Stated task: Collect all lines below with the string "text".

Records supplied:
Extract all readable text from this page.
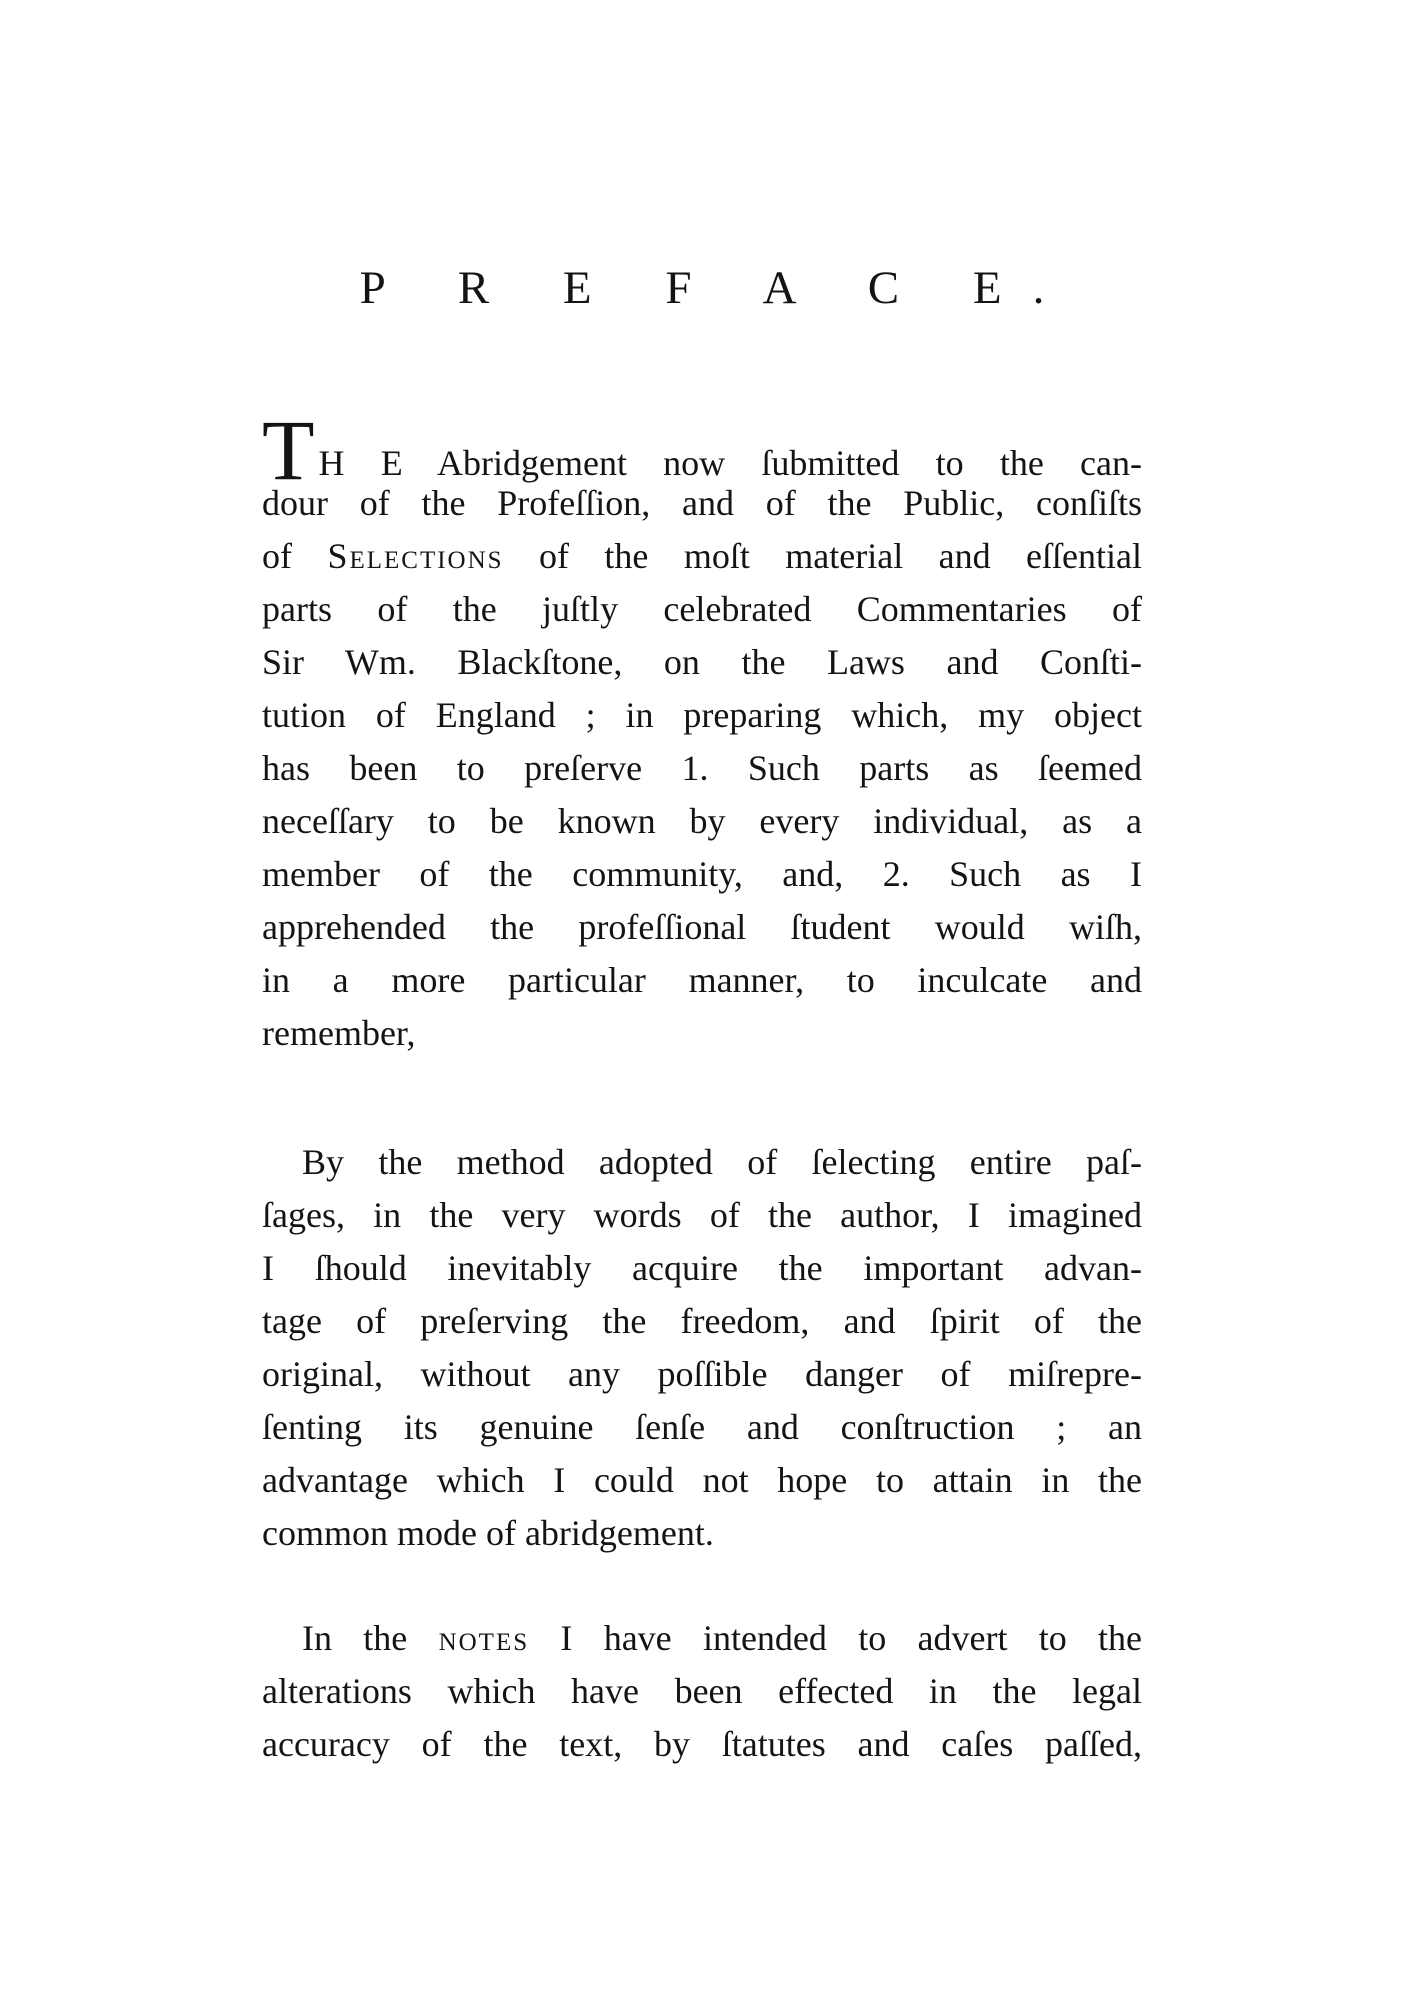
P R E F A C E.
T H E Abridgement now ſubmitted to the can-
dour of the Profeſſion, and of the Public, conſiſts
of Selections of the moſt material and eſſential
parts of the juſtly celebrated Commentaries of
Sir Wm. Blackſtone, on the Laws and Conſti-
tution of England ; in preparing which, my object
has been to preſerve 1. Such parts as ſeemed
neceſſary to be known by every individual, as a
member of the community, and, 2. Such as I
apprehended the profeſſional ſtudent would wiſh,
in a more particular manner, to inculcate and
remember,
By the method adopted of ſelecting entire paſ-
ſages, in the very words of the author, I imagined
I ſhould inevitably acquire the important advan-
tage of preſerving the freedom, and ſpirit of the
original, without any poſſible danger of miſrepre-
ſenting its genuine ſenſe and conſtruction ; an
advantage which I could not hope to attain in the
common mode of abridgement.
In the notes I have intended to advert to the
alterations which have been effected in the legal
accuracy of the text, by ſtatutes and caſes paſſed,
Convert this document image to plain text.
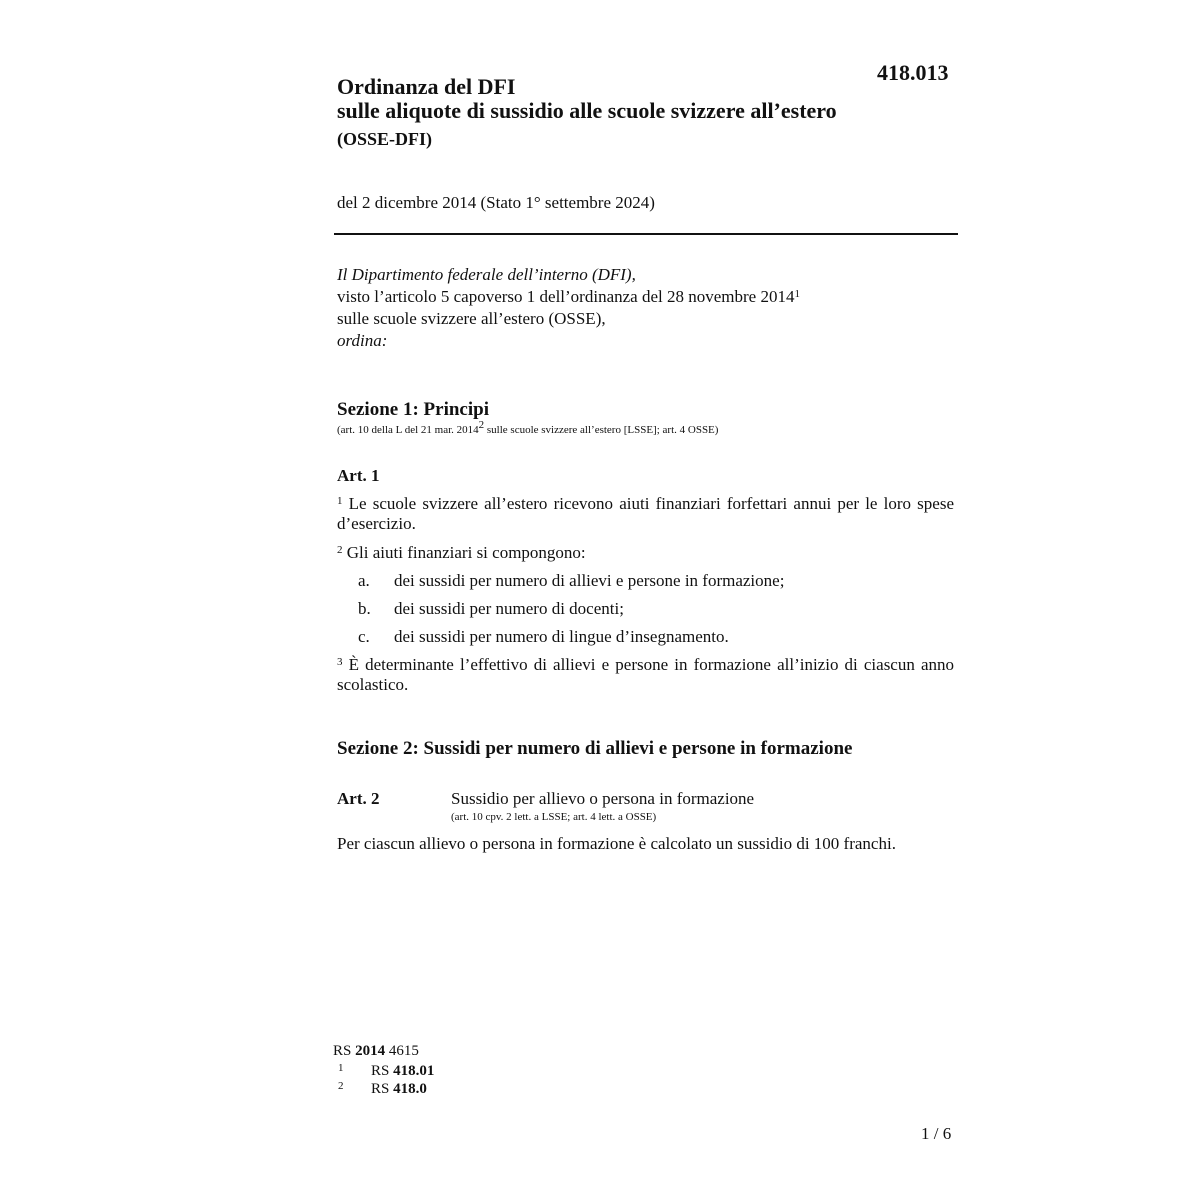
418.013
Ordinanza del DFI
sulle aliquote di sussidio alle scuole svizzere all’estero
(OSSE-DFI)
del 2 dicembre 2014 (Stato 1° settembre 2024)

Il Dipartimento federale dell’interno (DFI),

visto l’articolo 5 capoverso 1 dell’ordinanza del 28 novembre 2014$^1$

sulle scuole svizzere all’estero (OSSE),

ordina:

Sezione 1: Principi
(art. 10 della L del 21 mar. 2014$^2$ sulle scuole svizzere all’estero [LSSE]; art. 4 OSSE)
Art. 1
$^1$ Le scuole svizzere all’estero ricevono aiuti finanziari forfettari annui per le loro spese d’esercizio.
$^2$ Gli aiuti finanziari si compongono:
a. dei sussidi per numero di allievi e persone in formazione;
b. dei sussidi per numero di docenti;
c. dei sussidi per numero di lingue d’insegnamento.
$^3$ È determinante l’effettivo di allievi e persone in formazione all’inizio di ciascun anno scolastico.
Sezione 2: Sussidi per numero di allievi e persone in formazione
Art. 2	Sussidio per allievo o persona in formazione
(art. 10 cpv. 2 lett. a LSSE; art. 4 lett. a OSSE)
Per ciascun allievo o persona in formazione è calcolato un sussidio di 100 franchi.
RS 2014 4615
1 RS 418.01
2 RS 418.0
1 / 6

Expected output:
Extract all readable text from this page.
accuracy of the text, by ſtatutes and caſes paſſed,
Convert this document image to plain text.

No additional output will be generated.